§ PROBLEM TO SOLVE
Write out each line exactly as it stands, please.
—————
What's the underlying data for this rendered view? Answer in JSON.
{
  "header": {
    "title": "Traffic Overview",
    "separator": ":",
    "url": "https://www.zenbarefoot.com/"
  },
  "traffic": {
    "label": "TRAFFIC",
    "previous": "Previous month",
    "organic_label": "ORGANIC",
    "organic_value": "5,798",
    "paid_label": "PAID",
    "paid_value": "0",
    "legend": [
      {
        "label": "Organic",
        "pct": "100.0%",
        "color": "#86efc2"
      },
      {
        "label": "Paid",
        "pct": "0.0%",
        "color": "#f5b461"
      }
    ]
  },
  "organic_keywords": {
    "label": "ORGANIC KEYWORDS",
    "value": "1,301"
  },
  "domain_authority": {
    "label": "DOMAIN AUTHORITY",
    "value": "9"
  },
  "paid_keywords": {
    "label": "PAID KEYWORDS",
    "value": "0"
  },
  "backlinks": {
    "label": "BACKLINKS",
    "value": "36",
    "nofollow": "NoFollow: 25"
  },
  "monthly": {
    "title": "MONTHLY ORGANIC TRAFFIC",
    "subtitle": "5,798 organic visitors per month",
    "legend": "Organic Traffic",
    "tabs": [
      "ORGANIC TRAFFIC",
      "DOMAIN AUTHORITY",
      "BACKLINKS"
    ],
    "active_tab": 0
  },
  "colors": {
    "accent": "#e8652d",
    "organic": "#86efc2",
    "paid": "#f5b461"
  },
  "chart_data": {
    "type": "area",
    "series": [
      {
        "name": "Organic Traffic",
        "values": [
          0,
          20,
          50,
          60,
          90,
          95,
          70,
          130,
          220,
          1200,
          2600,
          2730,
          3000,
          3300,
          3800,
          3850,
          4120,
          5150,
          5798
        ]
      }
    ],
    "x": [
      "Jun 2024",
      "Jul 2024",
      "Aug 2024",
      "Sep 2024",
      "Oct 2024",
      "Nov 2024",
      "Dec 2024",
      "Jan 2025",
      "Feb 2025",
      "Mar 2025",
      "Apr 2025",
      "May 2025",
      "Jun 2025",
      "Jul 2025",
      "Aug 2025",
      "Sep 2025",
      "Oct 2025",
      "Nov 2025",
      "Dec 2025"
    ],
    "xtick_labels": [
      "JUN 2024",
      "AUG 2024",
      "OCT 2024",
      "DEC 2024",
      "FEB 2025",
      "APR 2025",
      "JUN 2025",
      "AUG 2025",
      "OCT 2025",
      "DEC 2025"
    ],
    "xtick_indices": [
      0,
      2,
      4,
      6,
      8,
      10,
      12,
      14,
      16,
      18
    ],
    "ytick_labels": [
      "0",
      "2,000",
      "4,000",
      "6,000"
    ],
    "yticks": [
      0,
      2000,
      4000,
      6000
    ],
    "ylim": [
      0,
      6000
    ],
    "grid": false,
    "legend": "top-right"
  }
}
—————
§ RESPONSE TO THIS EXERCISE
What's the underlying data for this rendered view? Answer in JSON.
{
  "header": {
    "title": "Traffic Overview",
    "separator": ":",
    "url": "https://www.zenbarefoot.com/"
  },
  "traffic": {
    "label": "TRAFFIC",
    "previous": "Previous month",
    "organic_label": "ORGANIC",
    "organic_value": "5,798",
    "paid_label": "PAID",
    "paid_value": "0",
    "legend": [
      {
        "label": "Organic",
        "pct": "100.0%",
        "color": "#86efc2"
      },
      {
        "label": "Paid",
        "pct": "0.0%",
        "color": "#f5b461"
      }
    ]
  },
  "organic_keywords": {
    "label": "ORGANIC KEYWORDS",
    "value": "1,301"
  },
  "domain_authority": {
    "label": "DOMAIN AUTHORITY",
    "value": "9"
  },
  "paid_keywords": {
    "label": "PAID KEYWORDS",
    "value": "0"
  },
  "backlinks": {
    "label": "BACKLINKS",
    "value": "36",
    "nofollow": "NoFollow: 25"
  },
  "monthly": {
    "title": "MONTHLY ORGANIC TRAFFIC",
    "subtitle": "5,798 organic visitors per month",
    "legend": "Organic Traffic",
    "tabs": [
      "ORGANIC TRAFFIC",
      "DOMAIN AUTHORITY",
      "BACKLINKS"
    ],
    "active_tab": 0
  },
  "colors": {
    "accent": "#e8652d",
    "organic": "#86efc2",
    "paid": "#f5b461"
  },
  "chart_data": {
    "type": "area",
    "series": [
      {
        "name": "Organic Traffic",
        "values": [
          0,
          20,
          50,
          60,
          90,
          95,
          70,
          130,
          220,
          1200,
          2600,
          2730,
          3000,
          3300,
          3800,
          3850,
          4120,
          5150,
          5798
        ]
      }
    ],
    "x": [
      "Jun 2024",
      "Jul 2024",
      "Aug 2024",
      "Sep 2024",
      "Oct 2024",
      "Nov 2024",
      "Dec 2024",
      "Jan 2025",
      "Feb 2025",
      "Mar 2025",
      "Apr 2025",
      "May 2025",
      "Jun 2025",
      "Jul 2025",
      "Aug 2025",
      "Sep 2025",
      "Oct 2025",
      "Nov 2025",
      "Dec 2025"
    ],
    "xtick_labels": [
      "JUN 2024",
      "AUG 2024",
      "OCT 2024",
      "DEC 2024",
      "FEB 2025",
      "APR 2025",
      "JUN 2025",
      "AUG 2025",
      "OCT 2025",
      "DEC 2025"
    ],
    "xtick_indices": [
      0,
      2,
      4,
      6,
      8,
      10,
      12,
      14,
      16,
      18
    ],
    "ytick_labels": [
      "0",
      "2,000",
      "4,000",
      "6,000"
    ],
    "yticks": [
      0,
      2000,
      4000,
      6000
    ],
    "ylim": [
      0,
      6000
    ],
    "grid": false,
    "legend": "top-right"
  }
}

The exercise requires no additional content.